Omit every picture, then give all the entries again exactly.

(Items from a data source)
┄┄┄┄┄┄┄┄┄┄┄┄┄┄┄┄┄┄┄┄
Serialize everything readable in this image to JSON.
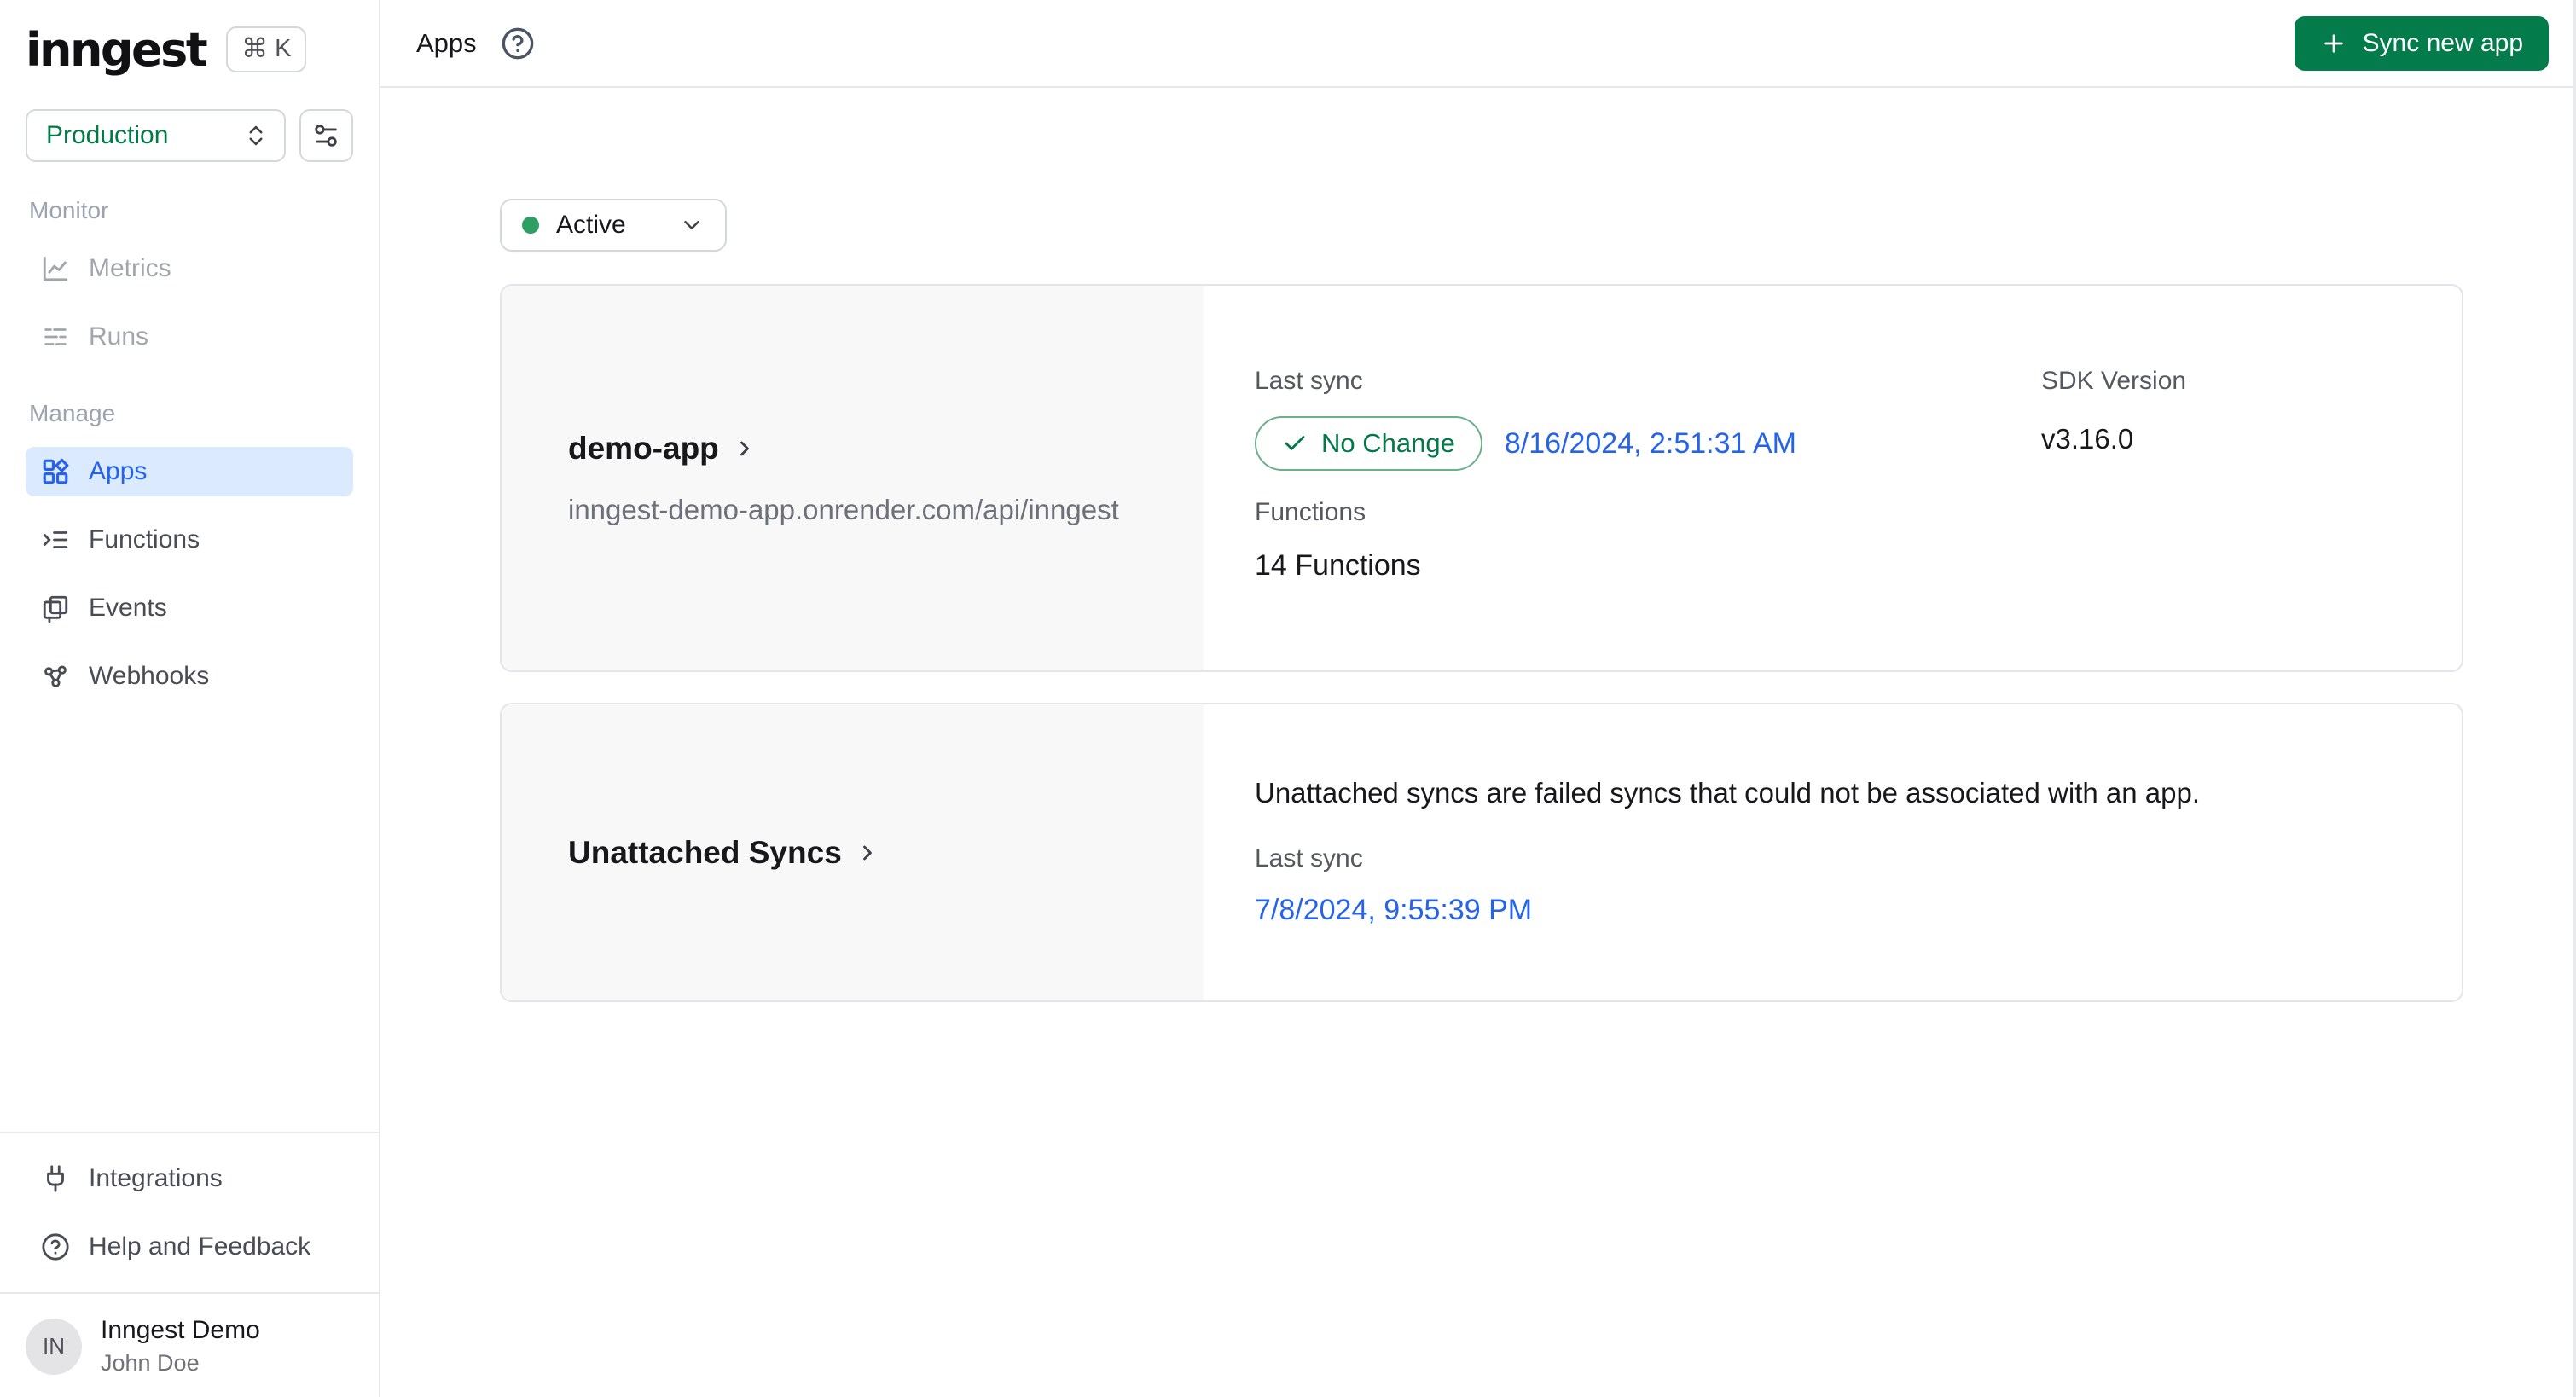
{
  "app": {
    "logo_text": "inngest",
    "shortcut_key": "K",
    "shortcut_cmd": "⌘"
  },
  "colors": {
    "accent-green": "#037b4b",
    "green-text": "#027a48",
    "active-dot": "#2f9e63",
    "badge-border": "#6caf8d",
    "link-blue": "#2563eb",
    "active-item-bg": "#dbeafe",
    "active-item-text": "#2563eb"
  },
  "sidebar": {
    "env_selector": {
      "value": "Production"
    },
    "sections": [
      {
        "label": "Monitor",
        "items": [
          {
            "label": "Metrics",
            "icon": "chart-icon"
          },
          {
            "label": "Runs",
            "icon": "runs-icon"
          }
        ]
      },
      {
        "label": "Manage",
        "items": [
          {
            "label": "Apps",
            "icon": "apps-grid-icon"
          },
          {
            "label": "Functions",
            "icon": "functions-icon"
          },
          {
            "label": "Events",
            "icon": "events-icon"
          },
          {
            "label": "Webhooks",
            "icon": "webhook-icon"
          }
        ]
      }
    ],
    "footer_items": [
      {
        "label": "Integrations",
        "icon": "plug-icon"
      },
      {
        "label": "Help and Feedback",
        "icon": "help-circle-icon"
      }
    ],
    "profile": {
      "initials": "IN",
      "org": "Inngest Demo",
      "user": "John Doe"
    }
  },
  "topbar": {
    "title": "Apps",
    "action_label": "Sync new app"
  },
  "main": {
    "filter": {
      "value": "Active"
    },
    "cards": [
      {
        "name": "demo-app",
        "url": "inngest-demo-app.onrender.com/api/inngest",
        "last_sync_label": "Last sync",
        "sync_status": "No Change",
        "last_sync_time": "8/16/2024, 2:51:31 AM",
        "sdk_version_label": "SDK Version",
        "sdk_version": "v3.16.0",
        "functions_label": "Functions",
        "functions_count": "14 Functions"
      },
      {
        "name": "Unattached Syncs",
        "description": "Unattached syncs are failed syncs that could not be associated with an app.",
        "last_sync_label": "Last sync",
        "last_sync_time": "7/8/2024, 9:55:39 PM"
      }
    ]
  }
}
┄┄┄┄┄┄┄┄┄┄┄┄┄┄┄┄┄┄┄┄
Exercise output:
Serialize everything readable in this image to JSON.
{
  "app": {
    "logo_text": "inngest",
    "shortcut_key": "K",
    "shortcut_cmd": "⌘"
  },
  "colors": {
    "accent-green": "#037b4b",
    "green-text": "#027a48",
    "active-dot": "#2f9e63",
    "badge-border": "#6caf8d",
    "link-blue": "#2563eb",
    "active-item-bg": "#dbeafe",
    "active-item-text": "#2563eb"
  },
  "sidebar": {
    "env_selector": {
      "value": "Production"
    },
    "sections": [
      {
        "label": "Monitor",
        "items": [
          {
            "label": "Metrics",
            "icon": "chart-icon"
          },
          {
            "label": "Runs",
            "icon": "runs-icon"
          }
        ]
      },
      {
        "label": "Manage",
        "items": [
          {
            "label": "Apps",
            "icon": "apps-grid-icon"
          },
          {
            "label": "Functions",
            "icon": "functions-icon"
          },
          {
            "label": "Events",
            "icon": "events-icon"
          },
          {
            "label": "Webhooks",
            "icon": "webhook-icon"
          }
        ]
      }
    ],
    "footer_items": [
      {
        "label": "Integrations",
        "icon": "plug-icon"
      },
      {
        "label": "Help and Feedback",
        "icon": "help-circle-icon"
      }
    ],
    "profile": {
      "initials": "IN",
      "org": "Inngest Demo",
      "user": "John Doe"
    }
  },
  "topbar": {
    "title": "Apps",
    "action_label": "Sync new app"
  },
  "main": {
    "filter": {
      "value": "Active"
    },
    "cards": [
      {
        "name": "demo-app",
        "url": "inngest-demo-app.onrender.com/api/inngest",
        "last_sync_label": "Last sync",
        "sync_status": "No Change",
        "last_sync_time": "8/16/2024, 2:51:31 AM",
        "sdk_version_label": "SDK Version",
        "sdk_version": "v3.16.0",
        "functions_label": "Functions",
        "functions_count": "14 Functions"
      },
      {
        "name": "Unattached Syncs",
        "description": "Unattached syncs are failed syncs that could not be associated with an app.",
        "last_sync_label": "Last sync",
        "last_sync_time": "7/8/2024, 9:55:39 PM"
      }
    ]
  }
}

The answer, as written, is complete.